WHAT IS EXPECTED:
Send back the entries below exactly as they appear.
********************
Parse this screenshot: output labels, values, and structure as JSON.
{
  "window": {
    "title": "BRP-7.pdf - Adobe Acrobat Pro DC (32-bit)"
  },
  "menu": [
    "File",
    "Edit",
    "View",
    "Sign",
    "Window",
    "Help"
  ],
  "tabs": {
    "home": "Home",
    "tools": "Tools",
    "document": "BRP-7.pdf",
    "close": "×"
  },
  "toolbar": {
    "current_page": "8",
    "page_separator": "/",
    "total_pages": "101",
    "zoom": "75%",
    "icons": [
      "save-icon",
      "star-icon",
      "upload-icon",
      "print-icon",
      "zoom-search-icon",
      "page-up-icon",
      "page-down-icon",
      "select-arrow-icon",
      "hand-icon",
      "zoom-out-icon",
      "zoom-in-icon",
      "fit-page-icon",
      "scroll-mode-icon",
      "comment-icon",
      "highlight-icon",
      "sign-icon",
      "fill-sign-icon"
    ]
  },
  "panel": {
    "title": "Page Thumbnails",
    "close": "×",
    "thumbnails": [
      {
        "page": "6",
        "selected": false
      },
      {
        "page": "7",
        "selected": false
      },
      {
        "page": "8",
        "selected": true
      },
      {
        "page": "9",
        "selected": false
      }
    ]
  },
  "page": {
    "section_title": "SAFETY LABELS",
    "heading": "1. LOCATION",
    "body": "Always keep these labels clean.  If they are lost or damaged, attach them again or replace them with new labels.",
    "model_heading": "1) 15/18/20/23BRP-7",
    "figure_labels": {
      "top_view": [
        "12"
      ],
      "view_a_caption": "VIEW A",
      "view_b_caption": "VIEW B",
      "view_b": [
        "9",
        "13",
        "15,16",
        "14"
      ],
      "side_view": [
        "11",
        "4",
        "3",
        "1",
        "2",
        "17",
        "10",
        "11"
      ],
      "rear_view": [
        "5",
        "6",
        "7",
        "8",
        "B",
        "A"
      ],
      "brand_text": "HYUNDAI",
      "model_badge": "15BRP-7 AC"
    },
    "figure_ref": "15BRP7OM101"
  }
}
********************
TASK OUTPUT:
Parse this screenshot: output labels, values, and structure as JSON.
{
  "window": {
    "title": "BRP-7.pdf - Adobe Acrobat Pro DC (32-bit)"
  },
  "menu": [
    "File",
    "Edit",
    "View",
    "Sign",
    "Window",
    "Help"
  ],
  "tabs": {
    "home": "Home",
    "tools": "Tools",
    "document": "BRP-7.pdf",
    "close": "×"
  },
  "toolbar": {
    "current_page": "8",
    "page_separator": "/",
    "total_pages": "101",
    "zoom": "75%",
    "icons": [
      "save-icon",
      "star-icon",
      "upload-icon",
      "print-icon",
      "zoom-search-icon",
      "page-up-icon",
      "page-down-icon",
      "select-arrow-icon",
      "hand-icon",
      "zoom-out-icon",
      "zoom-in-icon",
      "fit-page-icon",
      "scroll-mode-icon",
      "comment-icon",
      "highlight-icon",
      "sign-icon",
      "fill-sign-icon"
    ]
  },
  "panel": {
    "title": "Page Thumbnails",
    "close": "×",
    "thumbnails": [
      {
        "page": "6",
        "selected": false
      },
      {
        "page": "7",
        "selected": false
      },
      {
        "page": "8",
        "selected": true
      },
      {
        "page": "9",
        "selected": false
      }
    ]
  },
  "page": {
    "section_title": "SAFETY LABELS",
    "heading": "1. LOCATION",
    "body": "Always keep these labels clean.  If they are lost or damaged, attach them again or replace them with new labels.",
    "model_heading": "1) 15/18/20/23BRP-7",
    "figure_labels": {
      "top_view": [
        "12"
      ],
      "view_a_caption": "VIEW A",
      "view_b_caption": "VIEW B",
      "view_b": [
        "9",
        "13",
        "15,16",
        "14"
      ],
      "side_view": [
        "11",
        "4",
        "3",
        "1",
        "2",
        "17",
        "10",
        "11"
      ],
      "rear_view": [
        "5",
        "6",
        "7",
        "8",
        "B",
        "A"
      ],
      "brand_text": "HYUNDAI",
      "model_badge": "15BRP-7 AC"
    },
    "figure_ref": "15BRP7OM101"
  }
}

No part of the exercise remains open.